Exercise requirements —
Keep only the lines where "limits" appears.

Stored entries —
= = =

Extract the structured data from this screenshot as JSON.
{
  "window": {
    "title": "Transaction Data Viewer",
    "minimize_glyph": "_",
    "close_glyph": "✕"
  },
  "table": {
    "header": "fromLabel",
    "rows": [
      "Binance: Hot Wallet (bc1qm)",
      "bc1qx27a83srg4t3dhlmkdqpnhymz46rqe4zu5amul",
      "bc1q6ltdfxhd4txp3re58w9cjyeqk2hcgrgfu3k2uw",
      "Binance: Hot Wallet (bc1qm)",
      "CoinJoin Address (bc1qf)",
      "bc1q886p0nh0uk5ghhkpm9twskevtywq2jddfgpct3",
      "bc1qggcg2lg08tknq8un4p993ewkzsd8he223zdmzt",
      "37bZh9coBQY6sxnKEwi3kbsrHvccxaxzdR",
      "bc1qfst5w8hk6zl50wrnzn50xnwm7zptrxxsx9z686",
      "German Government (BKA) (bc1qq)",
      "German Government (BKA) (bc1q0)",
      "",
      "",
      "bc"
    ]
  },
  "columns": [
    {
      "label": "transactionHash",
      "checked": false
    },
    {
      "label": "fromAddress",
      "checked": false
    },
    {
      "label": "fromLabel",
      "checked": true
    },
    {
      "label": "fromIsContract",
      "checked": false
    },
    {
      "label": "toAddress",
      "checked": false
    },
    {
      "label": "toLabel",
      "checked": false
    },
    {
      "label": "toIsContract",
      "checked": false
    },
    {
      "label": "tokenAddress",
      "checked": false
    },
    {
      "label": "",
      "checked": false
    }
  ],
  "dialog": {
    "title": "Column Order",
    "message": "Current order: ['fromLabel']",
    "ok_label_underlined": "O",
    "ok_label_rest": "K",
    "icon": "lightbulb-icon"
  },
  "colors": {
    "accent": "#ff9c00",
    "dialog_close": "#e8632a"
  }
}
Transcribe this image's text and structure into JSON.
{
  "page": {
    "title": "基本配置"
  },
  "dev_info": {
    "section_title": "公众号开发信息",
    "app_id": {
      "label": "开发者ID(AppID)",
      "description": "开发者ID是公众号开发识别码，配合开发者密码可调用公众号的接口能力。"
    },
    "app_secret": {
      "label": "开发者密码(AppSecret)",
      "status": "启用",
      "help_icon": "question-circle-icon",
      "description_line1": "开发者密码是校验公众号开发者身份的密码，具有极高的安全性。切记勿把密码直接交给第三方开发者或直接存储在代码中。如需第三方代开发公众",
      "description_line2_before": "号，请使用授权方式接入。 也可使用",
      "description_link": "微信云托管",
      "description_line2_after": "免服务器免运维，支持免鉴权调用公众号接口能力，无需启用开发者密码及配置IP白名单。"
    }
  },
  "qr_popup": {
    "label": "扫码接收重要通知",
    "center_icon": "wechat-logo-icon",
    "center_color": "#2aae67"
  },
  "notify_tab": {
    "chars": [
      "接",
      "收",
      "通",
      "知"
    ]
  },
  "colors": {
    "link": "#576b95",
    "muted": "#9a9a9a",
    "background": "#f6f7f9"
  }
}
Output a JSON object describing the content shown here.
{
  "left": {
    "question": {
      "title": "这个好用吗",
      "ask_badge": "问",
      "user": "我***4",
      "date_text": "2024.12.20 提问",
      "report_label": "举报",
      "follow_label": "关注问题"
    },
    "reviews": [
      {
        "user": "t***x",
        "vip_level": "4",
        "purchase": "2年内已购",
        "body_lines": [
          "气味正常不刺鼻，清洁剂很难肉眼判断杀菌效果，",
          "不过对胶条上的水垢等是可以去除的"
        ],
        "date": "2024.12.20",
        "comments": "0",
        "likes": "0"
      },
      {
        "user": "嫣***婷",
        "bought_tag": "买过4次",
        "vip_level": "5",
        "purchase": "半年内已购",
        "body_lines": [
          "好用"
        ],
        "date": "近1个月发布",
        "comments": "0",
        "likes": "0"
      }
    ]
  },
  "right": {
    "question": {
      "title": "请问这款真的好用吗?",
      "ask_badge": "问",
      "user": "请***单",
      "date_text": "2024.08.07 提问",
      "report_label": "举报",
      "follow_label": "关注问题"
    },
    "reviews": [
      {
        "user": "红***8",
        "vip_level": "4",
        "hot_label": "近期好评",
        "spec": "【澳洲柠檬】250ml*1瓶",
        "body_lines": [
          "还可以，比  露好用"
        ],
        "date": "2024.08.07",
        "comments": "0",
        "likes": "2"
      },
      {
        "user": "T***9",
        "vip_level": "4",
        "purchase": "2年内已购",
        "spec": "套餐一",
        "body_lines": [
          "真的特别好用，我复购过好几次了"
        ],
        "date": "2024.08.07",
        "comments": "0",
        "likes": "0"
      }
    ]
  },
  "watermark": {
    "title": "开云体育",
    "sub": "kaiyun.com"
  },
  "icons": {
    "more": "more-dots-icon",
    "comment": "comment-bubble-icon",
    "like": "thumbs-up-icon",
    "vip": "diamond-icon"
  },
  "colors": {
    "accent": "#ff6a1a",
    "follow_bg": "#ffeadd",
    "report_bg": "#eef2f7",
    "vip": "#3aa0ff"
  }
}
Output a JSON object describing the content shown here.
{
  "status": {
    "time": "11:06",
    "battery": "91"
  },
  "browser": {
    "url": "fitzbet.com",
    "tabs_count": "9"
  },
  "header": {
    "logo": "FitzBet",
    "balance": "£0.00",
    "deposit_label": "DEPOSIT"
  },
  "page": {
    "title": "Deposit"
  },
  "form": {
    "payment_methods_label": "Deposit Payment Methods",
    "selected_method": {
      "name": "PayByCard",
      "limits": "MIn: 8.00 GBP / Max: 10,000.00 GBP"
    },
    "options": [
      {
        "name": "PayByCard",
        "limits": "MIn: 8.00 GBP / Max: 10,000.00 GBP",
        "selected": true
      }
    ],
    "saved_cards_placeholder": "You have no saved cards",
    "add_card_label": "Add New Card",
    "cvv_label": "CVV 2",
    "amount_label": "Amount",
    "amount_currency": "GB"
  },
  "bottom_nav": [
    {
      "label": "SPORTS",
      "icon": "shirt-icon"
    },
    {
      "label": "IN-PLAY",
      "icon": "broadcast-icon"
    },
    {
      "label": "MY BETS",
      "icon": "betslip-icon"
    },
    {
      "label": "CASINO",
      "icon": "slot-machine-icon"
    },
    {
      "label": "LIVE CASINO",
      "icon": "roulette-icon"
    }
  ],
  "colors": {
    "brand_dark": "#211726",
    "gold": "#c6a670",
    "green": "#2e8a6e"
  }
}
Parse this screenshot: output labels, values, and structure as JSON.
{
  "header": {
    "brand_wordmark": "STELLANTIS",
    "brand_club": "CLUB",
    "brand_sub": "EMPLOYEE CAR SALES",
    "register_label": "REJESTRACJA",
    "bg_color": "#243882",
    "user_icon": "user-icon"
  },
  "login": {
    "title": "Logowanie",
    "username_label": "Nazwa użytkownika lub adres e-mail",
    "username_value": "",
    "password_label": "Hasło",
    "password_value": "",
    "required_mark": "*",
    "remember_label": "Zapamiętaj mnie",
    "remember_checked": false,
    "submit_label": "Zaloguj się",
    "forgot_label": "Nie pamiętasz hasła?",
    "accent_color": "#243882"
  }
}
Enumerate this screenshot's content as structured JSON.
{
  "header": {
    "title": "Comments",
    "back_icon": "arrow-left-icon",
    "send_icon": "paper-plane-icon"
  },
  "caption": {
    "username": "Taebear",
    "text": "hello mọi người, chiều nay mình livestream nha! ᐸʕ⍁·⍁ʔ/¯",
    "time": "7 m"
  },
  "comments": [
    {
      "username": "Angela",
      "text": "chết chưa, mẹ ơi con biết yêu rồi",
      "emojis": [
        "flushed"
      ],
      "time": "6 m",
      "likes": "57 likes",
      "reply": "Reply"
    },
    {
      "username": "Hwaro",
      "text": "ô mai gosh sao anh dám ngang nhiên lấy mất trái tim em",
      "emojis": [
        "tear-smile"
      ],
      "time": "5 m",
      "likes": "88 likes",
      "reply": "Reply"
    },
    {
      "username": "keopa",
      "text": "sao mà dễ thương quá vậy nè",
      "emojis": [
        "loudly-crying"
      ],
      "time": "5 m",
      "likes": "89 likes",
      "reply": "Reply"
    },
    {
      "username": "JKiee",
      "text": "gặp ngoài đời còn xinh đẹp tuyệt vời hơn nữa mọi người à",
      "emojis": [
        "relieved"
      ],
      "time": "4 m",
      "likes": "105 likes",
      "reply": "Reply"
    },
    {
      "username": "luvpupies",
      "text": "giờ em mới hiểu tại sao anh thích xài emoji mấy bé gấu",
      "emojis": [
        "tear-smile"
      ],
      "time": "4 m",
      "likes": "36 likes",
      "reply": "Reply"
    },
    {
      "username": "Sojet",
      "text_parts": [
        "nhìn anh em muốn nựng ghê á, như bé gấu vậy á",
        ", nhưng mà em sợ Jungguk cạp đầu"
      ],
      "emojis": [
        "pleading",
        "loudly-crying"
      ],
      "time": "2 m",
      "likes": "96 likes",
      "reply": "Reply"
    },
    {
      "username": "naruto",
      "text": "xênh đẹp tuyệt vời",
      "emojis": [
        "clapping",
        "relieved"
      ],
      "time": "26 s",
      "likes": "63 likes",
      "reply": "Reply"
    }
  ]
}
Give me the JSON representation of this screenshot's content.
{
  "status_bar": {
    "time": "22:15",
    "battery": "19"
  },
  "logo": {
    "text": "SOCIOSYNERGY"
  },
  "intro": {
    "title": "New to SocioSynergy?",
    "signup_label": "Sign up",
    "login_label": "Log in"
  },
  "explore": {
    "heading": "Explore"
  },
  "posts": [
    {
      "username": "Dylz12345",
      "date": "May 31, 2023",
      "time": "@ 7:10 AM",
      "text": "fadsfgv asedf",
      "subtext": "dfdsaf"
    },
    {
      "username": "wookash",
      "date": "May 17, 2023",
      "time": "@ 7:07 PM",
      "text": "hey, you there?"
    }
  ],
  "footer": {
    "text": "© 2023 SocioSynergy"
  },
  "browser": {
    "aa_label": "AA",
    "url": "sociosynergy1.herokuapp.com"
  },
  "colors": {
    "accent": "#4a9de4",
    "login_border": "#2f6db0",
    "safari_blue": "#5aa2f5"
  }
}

= = =

Solved problem —
      "limits": "MIn: 8.00 GBP / Max: 10,000.00 GBP"
        "limits": "MIn: 8.00 GBP / Max: 10,000.00 GBP",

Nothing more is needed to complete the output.